## Record extracts

%%

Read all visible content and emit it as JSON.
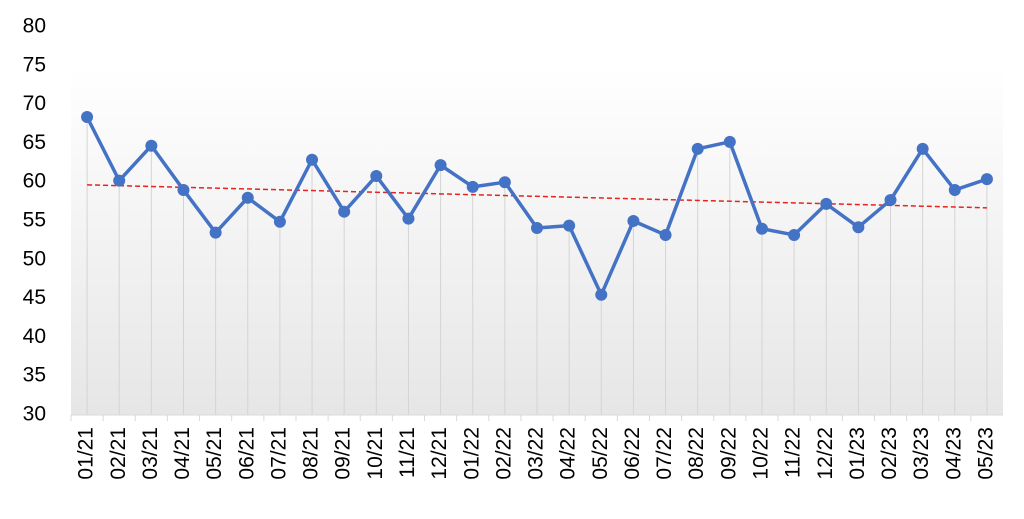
{
  "chart_data": {
    "type": "line",
    "categories": [
      "01/21",
      "02/21",
      "03/21",
      "04/21",
      "05/21",
      "06/21",
      "07/21",
      "08/21",
      "09/21",
      "10/21",
      "11/21",
      "12/21",
      "01/22",
      "02/22",
      "03/22",
      "04/22",
      "05/22",
      "06/22",
      "07/22",
      "08/22",
      "09/22",
      "10/22",
      "11/22",
      "12/22",
      "01/23",
      "02/23",
      "03/23",
      "04/23",
      "05/23"
    ],
    "series": [
      {
        "color": "#4472c4",
        "values": [
          68.4,
          60.2,
          64.7,
          59.0,
          53.5,
          58.0,
          54.9,
          62.9,
          56.2,
          60.8,
          55.3,
          62.2,
          59.4,
          60.0,
          54.1,
          54.4,
          45.5,
          55.0,
          53.2,
          64.3,
          65.2,
          54.0,
          53.2,
          57.2,
          54.2,
          57.7,
          64.3,
          59.0,
          60.4
        ]
      }
    ],
    "trendline": {
      "type": "linear",
      "color": "#e8231f"
    },
    "ylim": [
      30,
      80
    ],
    "yticks": [
      30,
      35,
      40,
      45,
      50,
      55,
      60,
      65,
      70,
      75,
      80
    ],
    "drop_lines": true
  }
}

%%

## Goal
Pictures are to be left out; the records above must be repeated word for word.

## The answer
Read all visible content and emit it as JSON.
{
  "chart_data": {
    "type": "line",
    "categories": [
      "01/21",
      "02/21",
      "03/21",
      "04/21",
      "05/21",
      "06/21",
      "07/21",
      "08/21",
      "09/21",
      "10/21",
      "11/21",
      "12/21",
      "01/22",
      "02/22",
      "03/22",
      "04/22",
      "05/22",
      "06/22",
      "07/22",
      "08/22",
      "09/22",
      "10/22",
      "11/22",
      "12/22",
      "01/23",
      "02/23",
      "03/23",
      "04/23",
      "05/23"
    ],
    "series": [
      {
        "color": "#4472c4",
        "values": [
          68.4,
          60.2,
          64.7,
          59.0,
          53.5,
          58.0,
          54.9,
          62.9,
          56.2,
          60.8,
          55.3,
          62.2,
          59.4,
          60.0,
          54.1,
          54.4,
          45.5,
          55.0,
          53.2,
          64.3,
          65.2,
          54.0,
          53.2,
          57.2,
          54.2,
          57.7,
          64.3,
          59.0,
          60.4
        ]
      }
    ],
    "trendline": {
      "type": "linear",
      "color": "#e8231f"
    },
    "ylim": [
      30,
      80
    ],
    "yticks": [
      30,
      35,
      40,
      45,
      50,
      55,
      60,
      65,
      70,
      75,
      80
    ],
    "drop_lines": true
  }
}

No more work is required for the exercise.